Directive:
Without the pictures, copy the entries below word for word.

Dataset excerpts:
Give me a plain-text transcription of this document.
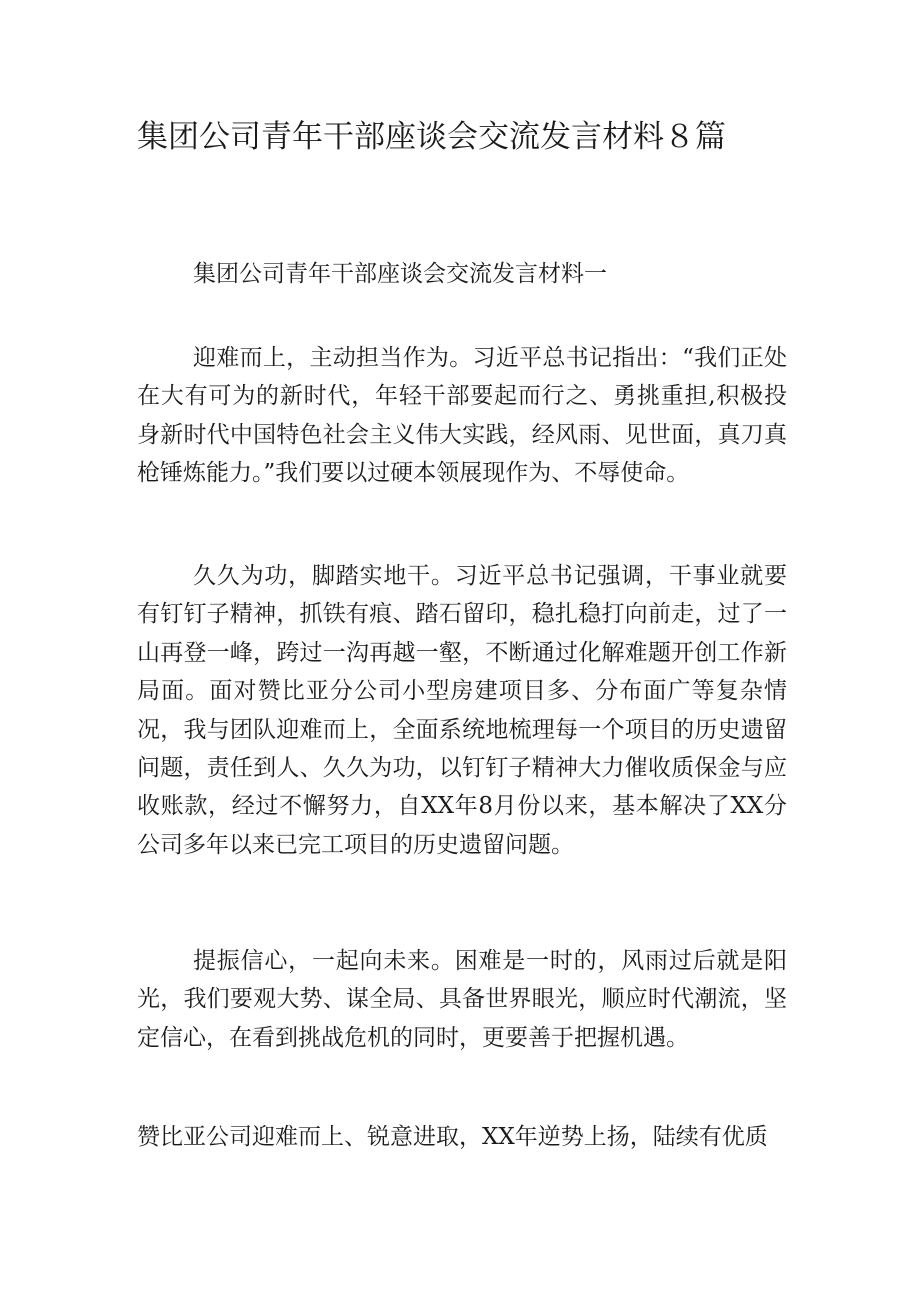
集团公司青年干部座谈会交流发言材料８篇

集团公司青年干部座谈会交流发言材料一

迎难而上，主动担当作为。习近平总书记指出：“我们正处在大有可为的新时代，年轻干部要起而行之、勇挑重担,积极投身新时代中国特色社会主义伟大实践，经风雨、见世面，真刀真枪锤炼能力。”我们要以过硬本领展现作为、不辱使命。

久久为功，脚踏实地干。习近平总书记强调，干事业就要有钉钉子精神，抓铁有痕、踏石留印，稳扎稳打向前走，过了一山再登一峰，跨过一沟再越一壑，不断通过化解难题开创工作新局面。面对赞比亚分公司小型房建项目多、分布面广等复杂情况，我与团队迎难而上，全面系统地梳理每一个项目的历史遗留问题，责任到人、久久为功，以钉钉子精神大力催收质保金与应收账款，经过不懈努力，自XX年8月份以来，基本解决了XX分公司多年以来已完工项目的历史遗留问题。

提振信心，一起向未来。困难是一时的，风雨过后就是阳光，我们要观大势、谋全局、具备世界眼光，顺应时代潮流，坚定信心，在看到挑战危机的同时，更要善于把握机遇。

赞比亚公司迎难而上、锐意进取，XX年逆势上扬，陆续有优质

Result:
Give me a plain-text transcription of this document.
集团公司青年干部座谈会交流发言材料８篇

集团公司青年干部座谈会交流发言材料一

迎难而上，主动担当作为。习近平总书记指出：“我们正处在大有可为的新时代，年轻干部要起而行之、勇挑重担,积极投身新时代中国特色社会主义伟大实践，经风雨、见世面，真刀真枪锤炼能力。”我们要以过硬本领展现作为、不辱使命。

久久为功，脚踏实地干。习近平总书记强调，干事业就要有钉钉子精神，抓铁有痕、踏石留印，稳扎稳打向前走，过了一山再登一峰，跨过一沟再越一壑，不断通过化解难题开创工作新局面。面对赞比亚分公司小型房建项目多、分布面广等复杂情况，我与团队迎难而上，全面系统地梳理每一个项目的历史遗留问题，责任到人、久久为功，以钉钉子精神大力催收质保金与应收账款，经过不懈努力，自XX年8月份以来，基本解决了XX分公司多年以来已完工项目的历史遗留问题。

提振信心，一起向未来。困难是一时的，风雨过后就是阳光，我们要观大势、谋全局、具备世界眼光，顺应时代潮流，坚定信心，在看到挑战危机的同时，更要善于把握机遇。

赞比亚公司迎难而上、锐意进取，XX年逆势上扬，陆续有优质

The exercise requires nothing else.